● **Task requirements**
Write out the full set of records exactly. Any pictures in them do not belong in the copy.

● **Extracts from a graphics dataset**
◆ ◆ ◆ ◆ ◆

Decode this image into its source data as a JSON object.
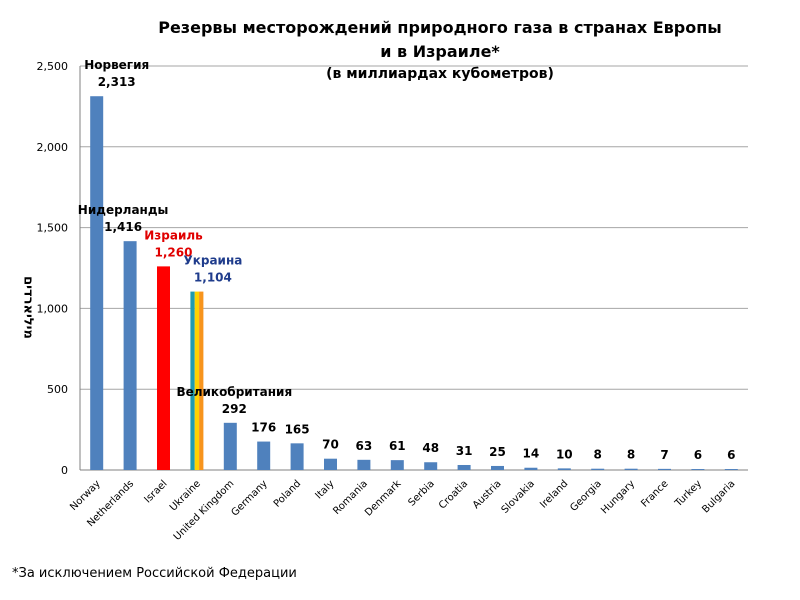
{
  "chart_data": {
    "type": "bar",
    "title": "Резервы месторождений природного газа  в странах Европы и в Израиле*",
    "subtitle": "(в миллиардах кубометров)",
    "ylabel": "מיליארדים",
    "footnote": "*За исключением Российской Федерации",
    "ylim": [
      0,
      2500
    ],
    "yticks": [
      "0",
      "500",
      "1,000",
      "1,500",
      "2,000",
      "2,500"
    ],
    "ytick_values": [
      0,
      500,
      1000,
      1500,
      2000,
      2500
    ],
    "grid": true,
    "categories": [
      "Norway",
      "Netherlands",
      "Israel",
      "Ukraine",
      "United Kingdom",
      "Germany",
      "Poland",
      "Italy",
      "Romania",
      "Denmark",
      "Serbia",
      "Croatia",
      "Austria",
      "Slovakia",
      "Ireland",
      "Georgia",
      "Hungary",
      "France",
      "Turkey",
      "Bulgaria"
    ],
    "values": [
      2313,
      1416,
      1260,
      1104,
      292,
      176,
      165,
      70,
      63,
      61,
      48,
      31,
      25,
      14,
      10,
      8,
      8,
      7,
      6,
      6
    ],
    "data_labels": [
      "2,313",
      "1,416",
      "1,260",
      "1,104",
      "292",
      "176",
      "165",
      "70",
      "63",
      "61",
      "48",
      "31",
      "25",
      "14",
      "10",
      "8",
      "8",
      "7",
      "6",
      "6"
    ],
    "country_labels": {
      "0": "Норвегия",
      "1": "Нидерланды",
      "2": "Израиль",
      "3": "Украина",
      "4": "Великобритания"
    },
    "colors": {
      "default": "#4f81bd",
      "highlight": "#ff0000",
      "ukraine": [
        "#1f9bb0",
        "#ffd200",
        "#f7941d"
      ],
      "label_israel": "#e00000",
      "label_ukraine": "#1f3c8c",
      "grid": "#a6a6a6"
    }
  }
}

◆ ◆ ◆ ◆ ◆

● **Exercise result**
Decode this image into its source data as a JSON object.
{
  "chart_data": {
    "type": "bar",
    "title": "Резервы месторождений природного газа  в странах Европы и в Израиле*",
    "subtitle": "(в миллиардах кубометров)",
    "ylabel": "מיליארדים",
    "footnote": "*За исключением Российской Федерации",
    "ylim": [
      0,
      2500
    ],
    "yticks": [
      "0",
      "500",
      "1,000",
      "1,500",
      "2,000",
      "2,500"
    ],
    "ytick_values": [
      0,
      500,
      1000,
      1500,
      2000,
      2500
    ],
    "grid": true,
    "categories": [
      "Norway",
      "Netherlands",
      "Israel",
      "Ukraine",
      "United Kingdom",
      "Germany",
      "Poland",
      "Italy",
      "Romania",
      "Denmark",
      "Serbia",
      "Croatia",
      "Austria",
      "Slovakia",
      "Ireland",
      "Georgia",
      "Hungary",
      "France",
      "Turkey",
      "Bulgaria"
    ],
    "values": [
      2313,
      1416,
      1260,
      1104,
      292,
      176,
      165,
      70,
      63,
      61,
      48,
      31,
      25,
      14,
      10,
      8,
      8,
      7,
      6,
      6
    ],
    "data_labels": [
      "2,313",
      "1,416",
      "1,260",
      "1,104",
      "292",
      "176",
      "165",
      "70",
      "63",
      "61",
      "48",
      "31",
      "25",
      "14",
      "10",
      "8",
      "8",
      "7",
      "6",
      "6"
    ],
    "country_labels": {
      "0": "Норвегия",
      "1": "Нидерланды",
      "2": "Израиль",
      "3": "Украина",
      "4": "Великобритания"
    },
    "colors": {
      "default": "#4f81bd",
      "highlight": "#ff0000",
      "ukraine": [
        "#1f9bb0",
        "#ffd200",
        "#f7941d"
      ],
      "label_israel": "#e00000",
      "label_ukraine": "#1f3c8c",
      "grid": "#a6a6a6"
    }
  }
}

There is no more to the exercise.